#### GOAL
Rename "Seconds progressed" to "Time elapsed" in everything from the line containing "Decompose this screenshot" down to the line containing "x-tick-label: 2000 <box>1379", and give those lines back with nothing else altered.

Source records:
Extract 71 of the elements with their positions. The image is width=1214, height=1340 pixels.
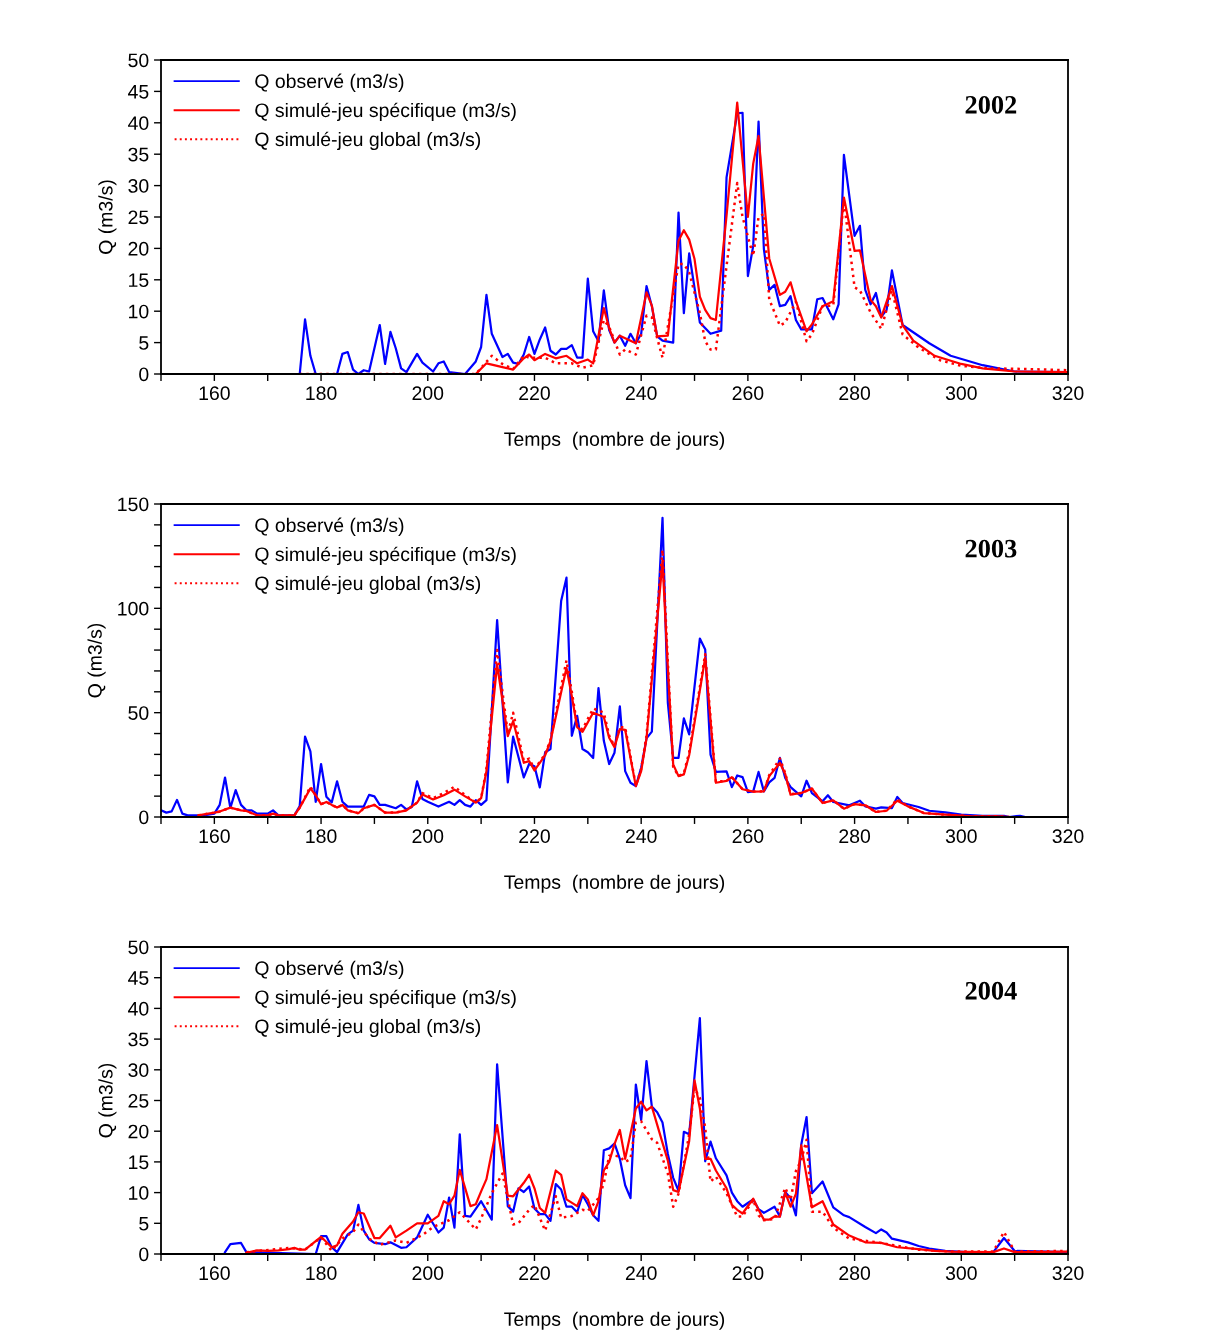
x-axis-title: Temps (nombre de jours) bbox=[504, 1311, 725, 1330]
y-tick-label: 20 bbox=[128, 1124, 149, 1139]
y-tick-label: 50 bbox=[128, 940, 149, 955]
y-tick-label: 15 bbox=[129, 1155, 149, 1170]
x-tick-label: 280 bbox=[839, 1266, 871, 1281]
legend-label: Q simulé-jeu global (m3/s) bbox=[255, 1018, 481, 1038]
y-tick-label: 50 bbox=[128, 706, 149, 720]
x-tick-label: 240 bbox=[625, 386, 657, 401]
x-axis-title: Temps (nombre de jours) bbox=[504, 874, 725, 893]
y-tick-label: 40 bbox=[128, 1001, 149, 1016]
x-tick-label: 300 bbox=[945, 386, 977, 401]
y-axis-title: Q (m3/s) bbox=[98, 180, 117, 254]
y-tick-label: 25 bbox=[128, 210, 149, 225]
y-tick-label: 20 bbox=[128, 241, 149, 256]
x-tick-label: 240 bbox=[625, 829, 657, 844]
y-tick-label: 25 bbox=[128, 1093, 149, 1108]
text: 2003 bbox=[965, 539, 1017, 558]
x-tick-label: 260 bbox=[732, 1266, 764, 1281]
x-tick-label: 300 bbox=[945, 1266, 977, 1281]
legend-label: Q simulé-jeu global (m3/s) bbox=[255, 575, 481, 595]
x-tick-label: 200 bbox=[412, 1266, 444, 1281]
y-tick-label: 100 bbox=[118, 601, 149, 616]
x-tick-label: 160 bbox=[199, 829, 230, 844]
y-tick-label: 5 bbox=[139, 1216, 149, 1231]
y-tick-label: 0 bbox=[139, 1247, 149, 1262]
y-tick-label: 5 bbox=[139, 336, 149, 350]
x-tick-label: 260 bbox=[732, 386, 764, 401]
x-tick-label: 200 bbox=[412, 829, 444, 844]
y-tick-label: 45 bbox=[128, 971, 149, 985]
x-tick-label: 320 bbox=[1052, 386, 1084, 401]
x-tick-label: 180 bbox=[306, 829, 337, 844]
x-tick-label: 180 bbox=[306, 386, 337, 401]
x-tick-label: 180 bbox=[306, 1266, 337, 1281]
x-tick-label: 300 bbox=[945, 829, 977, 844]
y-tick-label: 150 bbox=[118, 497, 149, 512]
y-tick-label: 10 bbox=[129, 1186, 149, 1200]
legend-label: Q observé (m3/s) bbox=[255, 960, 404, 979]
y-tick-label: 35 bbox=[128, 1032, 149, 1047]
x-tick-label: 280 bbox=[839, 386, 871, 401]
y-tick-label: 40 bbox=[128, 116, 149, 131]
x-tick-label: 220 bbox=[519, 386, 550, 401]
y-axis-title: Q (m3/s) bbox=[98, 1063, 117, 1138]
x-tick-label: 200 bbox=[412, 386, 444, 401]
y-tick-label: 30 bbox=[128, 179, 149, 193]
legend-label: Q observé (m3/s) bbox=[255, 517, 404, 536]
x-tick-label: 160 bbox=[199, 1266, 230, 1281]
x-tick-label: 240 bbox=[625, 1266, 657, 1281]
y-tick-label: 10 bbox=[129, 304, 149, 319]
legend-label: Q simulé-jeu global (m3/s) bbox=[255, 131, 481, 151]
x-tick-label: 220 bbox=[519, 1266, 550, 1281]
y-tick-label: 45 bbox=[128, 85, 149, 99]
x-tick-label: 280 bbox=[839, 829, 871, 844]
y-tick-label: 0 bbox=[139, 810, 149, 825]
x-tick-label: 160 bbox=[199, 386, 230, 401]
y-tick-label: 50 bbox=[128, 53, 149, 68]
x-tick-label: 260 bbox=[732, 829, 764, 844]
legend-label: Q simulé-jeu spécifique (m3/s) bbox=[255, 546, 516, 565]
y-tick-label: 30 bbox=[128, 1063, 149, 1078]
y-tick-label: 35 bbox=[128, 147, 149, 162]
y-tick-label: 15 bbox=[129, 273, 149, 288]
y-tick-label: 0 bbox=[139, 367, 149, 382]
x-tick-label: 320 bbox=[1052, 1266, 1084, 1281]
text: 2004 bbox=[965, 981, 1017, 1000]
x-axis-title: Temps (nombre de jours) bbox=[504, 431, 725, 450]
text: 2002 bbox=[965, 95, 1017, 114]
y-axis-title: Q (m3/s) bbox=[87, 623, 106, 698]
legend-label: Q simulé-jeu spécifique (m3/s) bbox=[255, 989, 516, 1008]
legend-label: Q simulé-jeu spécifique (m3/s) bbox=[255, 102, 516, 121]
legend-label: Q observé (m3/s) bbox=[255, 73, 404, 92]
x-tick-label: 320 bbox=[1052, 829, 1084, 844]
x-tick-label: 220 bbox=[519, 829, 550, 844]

==

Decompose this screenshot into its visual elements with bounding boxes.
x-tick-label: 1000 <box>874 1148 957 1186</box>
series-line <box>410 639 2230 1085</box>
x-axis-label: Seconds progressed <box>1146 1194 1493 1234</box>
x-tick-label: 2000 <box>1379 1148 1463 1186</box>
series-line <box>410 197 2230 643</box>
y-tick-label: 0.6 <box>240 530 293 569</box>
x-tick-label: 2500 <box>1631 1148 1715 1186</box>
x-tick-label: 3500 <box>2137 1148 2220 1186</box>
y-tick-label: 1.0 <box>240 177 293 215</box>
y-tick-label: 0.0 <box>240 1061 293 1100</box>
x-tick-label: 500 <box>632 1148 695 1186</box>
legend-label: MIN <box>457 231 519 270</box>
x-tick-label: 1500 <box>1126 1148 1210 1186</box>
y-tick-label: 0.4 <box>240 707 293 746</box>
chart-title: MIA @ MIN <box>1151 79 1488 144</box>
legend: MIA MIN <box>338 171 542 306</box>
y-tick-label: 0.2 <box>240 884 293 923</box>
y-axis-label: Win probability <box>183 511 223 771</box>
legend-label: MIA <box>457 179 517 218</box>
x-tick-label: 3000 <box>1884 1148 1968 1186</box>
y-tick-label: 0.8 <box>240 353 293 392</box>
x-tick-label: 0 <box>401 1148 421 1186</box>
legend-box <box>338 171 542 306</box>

#### EXERCISE SOLUTION
Decompose this screenshot into its visual elements with bounding boxes.
x-tick-label: 1000 <box>874 1148 957 1186</box>
series-line <box>410 639 2230 1085</box>
x-axis-label: Time elapsed <box>1146 1194 1493 1234</box>
x-tick-label: 2000 <box>1379 1148 1463 1186</box>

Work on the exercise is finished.